## Extracted information
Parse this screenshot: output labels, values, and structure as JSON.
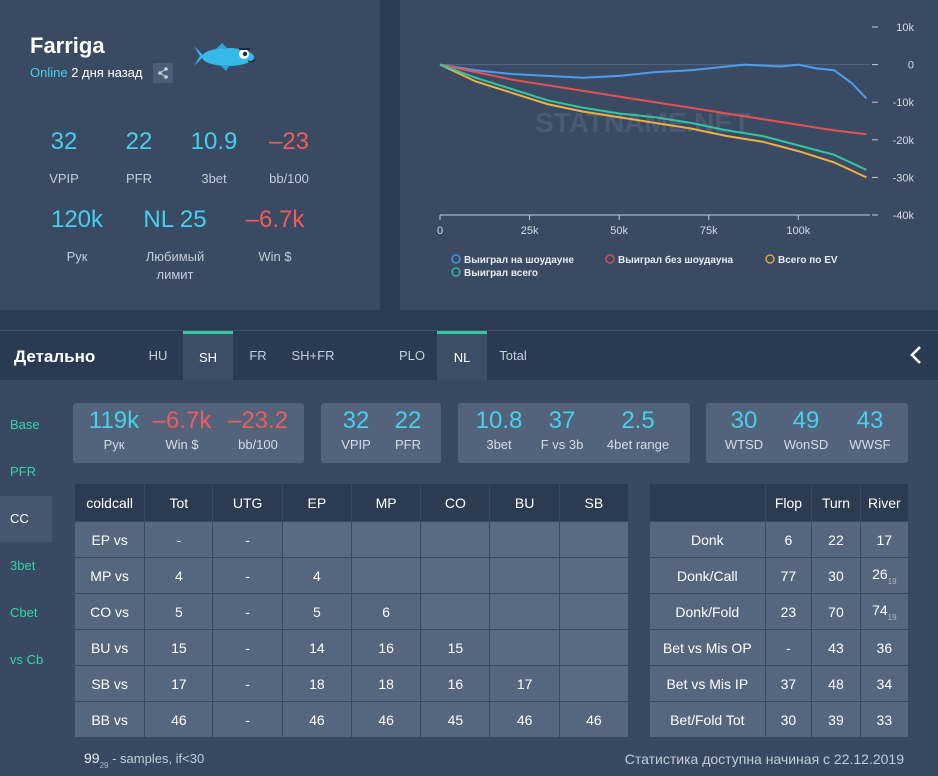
{
  "profile": {
    "name": "Farriga",
    "status_online": "Online",
    "status_when": "2 дня назад",
    "stats_row1": [
      {
        "value": "32",
        "label": "VPIP",
        "color": "cyan"
      },
      {
        "value": "22",
        "label": "PFR",
        "color": "cyan"
      },
      {
        "value": "10.9",
        "label": "3bet",
        "color": "cyan"
      },
      {
        "value": "–23",
        "label": "bb/100",
        "color": "red"
      }
    ],
    "stats_row2": [
      {
        "value": "120k",
        "label": "Рук",
        "color": "cyan"
      },
      {
        "value": "NL 25",
        "label": "Любимый лимит",
        "color": "cyan"
      },
      {
        "value": "–6.7k",
        "label": "Win $",
        "color": "red"
      }
    ]
  },
  "chart_data": {
    "type": "line",
    "watermark": "STATNAME.NET",
    "x_ticks": [
      "0",
      "25k",
      "50k",
      "75k",
      "100k"
    ],
    "y_ticks": [
      "10k",
      "0",
      "-10k",
      "-20k",
      "-30k",
      "-40k"
    ],
    "xlim": [
      0,
      120000
    ],
    "ylim": [
      -40000,
      10000
    ],
    "series": [
      {
        "name": "Выиграл на шоудауне",
        "color": "#4a9ff0",
        "x": [
          0,
          10000,
          20000,
          30000,
          40000,
          50000,
          60000,
          70000,
          80000,
          85000,
          95000,
          100000,
          105000,
          110000,
          115000,
          119000
        ],
        "y": [
          0,
          -1500,
          -2500,
          -3000,
          -3500,
          -3000,
          -2000,
          -1500,
          -500,
          0,
          -500,
          0,
          -1000,
          -1500,
          -5000,
          -9000
        ]
      },
      {
        "name": "Выиграл без шоудауна",
        "color": "#e85050",
        "x": [
          0,
          10000,
          20000,
          30000,
          40000,
          50000,
          60000,
          70000,
          80000,
          90000,
          100000,
          110000,
          119000
        ],
        "y": [
          0,
          -2000,
          -4000,
          -5500,
          -7000,
          -8500,
          -10000,
          -11500,
          -13000,
          -14500,
          -16000,
          -17500,
          -18500
        ]
      },
      {
        "name": "Всего по EV",
        "color": "#f0b040",
        "x": [
          0,
          10000,
          20000,
          30000,
          40000,
          50000,
          60000,
          70000,
          80000,
          90000,
          100000,
          110000,
          119000
        ],
        "y": [
          0,
          -4500,
          -7500,
          -10500,
          -12500,
          -14000,
          -15500,
          -17000,
          -19000,
          -20500,
          -23000,
          -26000,
          -30000
        ]
      },
      {
        "name": "Выиграл всего",
        "color": "#30c8a0",
        "x": [
          0,
          10000,
          20000,
          30000,
          40000,
          50000,
          60000,
          70000,
          80000,
          90000,
          100000,
          110000,
          119000
        ],
        "y": [
          0,
          -3500,
          -6500,
          -9500,
          -11500,
          -13000,
          -14000,
          -15500,
          -17500,
          -19000,
          -21500,
          -24000,
          -28000
        ]
      }
    ]
  },
  "detail": {
    "title": "Детально",
    "tabs": [
      "HU",
      "SH",
      "FR",
      "SH+FR",
      "PLO",
      "NL",
      "Total"
    ],
    "side": [
      "Base",
      "PFR",
      "CC",
      "3bet",
      "Cbet",
      "vs Cb"
    ],
    "box1": [
      {
        "value": "119k",
        "label": "Рук",
        "color": "cyan"
      },
      {
        "value": "–6.7k",
        "label": "Win $",
        "color": "red"
      },
      {
        "value": "–23.2",
        "label": "bb/100",
        "color": "red"
      }
    ],
    "box2": [
      {
        "value": "32",
        "label": "VPIP",
        "color": "cyan"
      },
      {
        "value": "22",
        "label": "PFR",
        "color": "cyan"
      }
    ],
    "box3": [
      {
        "value": "10.8",
        "label": "3bet",
        "color": "cyan"
      },
      {
        "value": "37",
        "label": "F vs 3b",
        "color": "cyan"
      },
      {
        "value": "2.5",
        "label": "4bet range",
        "color": "cyan"
      }
    ],
    "box4": [
      {
        "value": "30",
        "label": "WTSD",
        "color": "cyan"
      },
      {
        "value": "49",
        "label": "WonSD",
        "color": "cyan"
      },
      {
        "value": "43",
        "label": "WWSF",
        "color": "cyan"
      }
    ]
  },
  "coldcall_table": {
    "headers": [
      "coldcall",
      "Tot",
      "UTG",
      "EP",
      "MP",
      "CO",
      "BU",
      "SB"
    ],
    "rows": [
      [
        "EP vs",
        "-",
        "-",
        "",
        "",
        "",
        "",
        ""
      ],
      [
        "MP vs",
        "4",
        "-",
        "4",
        "",
        "",
        "",
        ""
      ],
      [
        "CO vs",
        "5",
        "-",
        "5",
        "6",
        "",
        "",
        ""
      ],
      [
        "BU vs",
        "15",
        "-",
        "14",
        "16",
        "15",
        "",
        ""
      ],
      [
        "SB vs",
        "17",
        "-",
        "18",
        "18",
        "16",
        "17",
        ""
      ],
      [
        "BB vs",
        "46",
        "-",
        "46",
        "46",
        "45",
        "46",
        "46"
      ]
    ]
  },
  "postflop_table": {
    "headers": [
      "",
      "Flop",
      "Turn",
      "River"
    ],
    "rows": [
      [
        "Donk",
        "6",
        "22",
        "17"
      ],
      [
        "Donk/Call",
        "77",
        "30",
        "26"
      ],
      [
        "Donk/Fold",
        "23",
        "70",
        "74"
      ],
      [
        "Bet vs Mis OP",
        "-",
        "43",
        "36"
      ],
      [
        "Bet vs Mis IP",
        "37",
        "48",
        "34"
      ],
      [
        "Bet/Fold Tot",
        "30",
        "39",
        "33"
      ]
    ],
    "subscripts": {
      "1-3": "19",
      "2-3": "19"
    }
  },
  "footer": {
    "sample_num": "99",
    "sample_sub": "29",
    "sample_text": " - samples, if<30",
    "since": "Статистика доступна начиная с 22.12.2019"
  }
}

## Task description
Each entry gets copied exactly; the pictures stay out.

## Task response
Parse this screenshot: output labels, values, and structure as JSON.
{
  "profile": {
    "name": "Farriga",
    "status_online": "Online",
    "status_when": "2 дня назад",
    "stats_row1": [
      {
        "value": "32",
        "label": "VPIP",
        "color": "cyan"
      },
      {
        "value": "22",
        "label": "PFR",
        "color": "cyan"
      },
      {
        "value": "10.9",
        "label": "3bet",
        "color": "cyan"
      },
      {
        "value": "–23",
        "label": "bb/100",
        "color": "red"
      }
    ],
    "stats_row2": [
      {
        "value": "120k",
        "label": "Рук",
        "color": "cyan"
      },
      {
        "value": "NL 25",
        "label": "Любимый лимит",
        "color": "cyan"
      },
      {
        "value": "–6.7k",
        "label": "Win $",
        "color": "red"
      }
    ]
  },
  "chart_data": {
    "type": "line",
    "watermark": "STATNAME.NET",
    "x_ticks": [
      "0",
      "25k",
      "50k",
      "75k",
      "100k"
    ],
    "y_ticks": [
      "10k",
      "0",
      "-10k",
      "-20k",
      "-30k",
      "-40k"
    ],
    "xlim": [
      0,
      120000
    ],
    "ylim": [
      -40000,
      10000
    ],
    "series": [
      {
        "name": "Выиграл на шоудауне",
        "color": "#4a9ff0",
        "x": [
          0,
          10000,
          20000,
          30000,
          40000,
          50000,
          60000,
          70000,
          80000,
          85000,
          95000,
          100000,
          105000,
          110000,
          115000,
          119000
        ],
        "y": [
          0,
          -1500,
          -2500,
          -3000,
          -3500,
          -3000,
          -2000,
          -1500,
          -500,
          0,
          -500,
          0,
          -1000,
          -1500,
          -5000,
          -9000
        ]
      },
      {
        "name": "Выиграл без шоудауна",
        "color": "#e85050",
        "x": [
          0,
          10000,
          20000,
          30000,
          40000,
          50000,
          60000,
          70000,
          80000,
          90000,
          100000,
          110000,
          119000
        ],
        "y": [
          0,
          -2000,
          -4000,
          -5500,
          -7000,
          -8500,
          -10000,
          -11500,
          -13000,
          -14500,
          -16000,
          -17500,
          -18500
        ]
      },
      {
        "name": "Всего по EV",
        "color": "#f0b040",
        "x": [
          0,
          10000,
          20000,
          30000,
          40000,
          50000,
          60000,
          70000,
          80000,
          90000,
          100000,
          110000,
          119000
        ],
        "y": [
          0,
          -4500,
          -7500,
          -10500,
          -12500,
          -14000,
          -15500,
          -17000,
          -19000,
          -20500,
          -23000,
          -26000,
          -30000
        ]
      },
      {
        "name": "Выиграл всего",
        "color": "#30c8a0",
        "x": [
          0,
          10000,
          20000,
          30000,
          40000,
          50000,
          60000,
          70000,
          80000,
          90000,
          100000,
          110000,
          119000
        ],
        "y": [
          0,
          -3500,
          -6500,
          -9500,
          -11500,
          -13000,
          -14000,
          -15500,
          -17500,
          -19000,
          -21500,
          -24000,
          -28000
        ]
      }
    ]
  },
  "detail": {
    "title": "Детально",
    "tabs": [
      "HU",
      "SH",
      "FR",
      "SH+FR",
      "PLO",
      "NL",
      "Total"
    ],
    "side": [
      "Base",
      "PFR",
      "CC",
      "3bet",
      "Cbet",
      "vs Cb"
    ],
    "box1": [
      {
        "value": "119k",
        "label": "Рук",
        "color": "cyan"
      },
      {
        "value": "–6.7k",
        "label": "Win $",
        "color": "red"
      },
      {
        "value": "–23.2",
        "label": "bb/100",
        "color": "red"
      }
    ],
    "box2": [
      {
        "value": "32",
        "label": "VPIP",
        "color": "cyan"
      },
      {
        "value": "22",
        "label": "PFR",
        "color": "cyan"
      }
    ],
    "box3": [
      {
        "value": "10.8",
        "label": "3bet",
        "color": "cyan"
      },
      {
        "value": "37",
        "label": "F vs 3b",
        "color": "cyan"
      },
      {
        "value": "2.5",
        "label": "4bet range",
        "color": "cyan"
      }
    ],
    "box4": [
      {
        "value": "30",
        "label": "WTSD",
        "color": "cyan"
      },
      {
        "value": "49",
        "label": "WonSD",
        "color": "cyan"
      },
      {
        "value": "43",
        "label": "WWSF",
        "color": "cyan"
      }
    ]
  },
  "coldcall_table": {
    "headers": [
      "coldcall",
      "Tot",
      "UTG",
      "EP",
      "MP",
      "CO",
      "BU",
      "SB"
    ],
    "rows": [
      [
        "EP vs",
        "-",
        "-",
        "",
        "",
        "",
        "",
        ""
      ],
      [
        "MP vs",
        "4",
        "-",
        "4",
        "",
        "",
        "",
        ""
      ],
      [
        "CO vs",
        "5",
        "-",
        "5",
        "6",
        "",
        "",
        ""
      ],
      [
        "BU vs",
        "15",
        "-",
        "14",
        "16",
        "15",
        "",
        ""
      ],
      [
        "SB vs",
        "17",
        "-",
        "18",
        "18",
        "16",
        "17",
        ""
      ],
      [
        "BB vs",
        "46",
        "-",
        "46",
        "46",
        "45",
        "46",
        "46"
      ]
    ]
  },
  "postflop_table": {
    "headers": [
      "",
      "Flop",
      "Turn",
      "River"
    ],
    "rows": [
      [
        "Donk",
        "6",
        "22",
        "17"
      ],
      [
        "Donk/Call",
        "77",
        "30",
        "26"
      ],
      [
        "Donk/Fold",
        "23",
        "70",
        "74"
      ],
      [
        "Bet vs Mis OP",
        "-",
        "43",
        "36"
      ],
      [
        "Bet vs Mis IP",
        "37",
        "48",
        "34"
      ],
      [
        "Bet/Fold Tot",
        "30",
        "39",
        "33"
      ]
    ],
    "subscripts": {
      "1-3": "19",
      "2-3": "19"
    }
  },
  "footer": {
    "sample_num": "99",
    "sample_sub": "29",
    "sample_text": " - samples, if<30",
    "since": "Статистика доступна начиная с 22.12.2019"
  }
}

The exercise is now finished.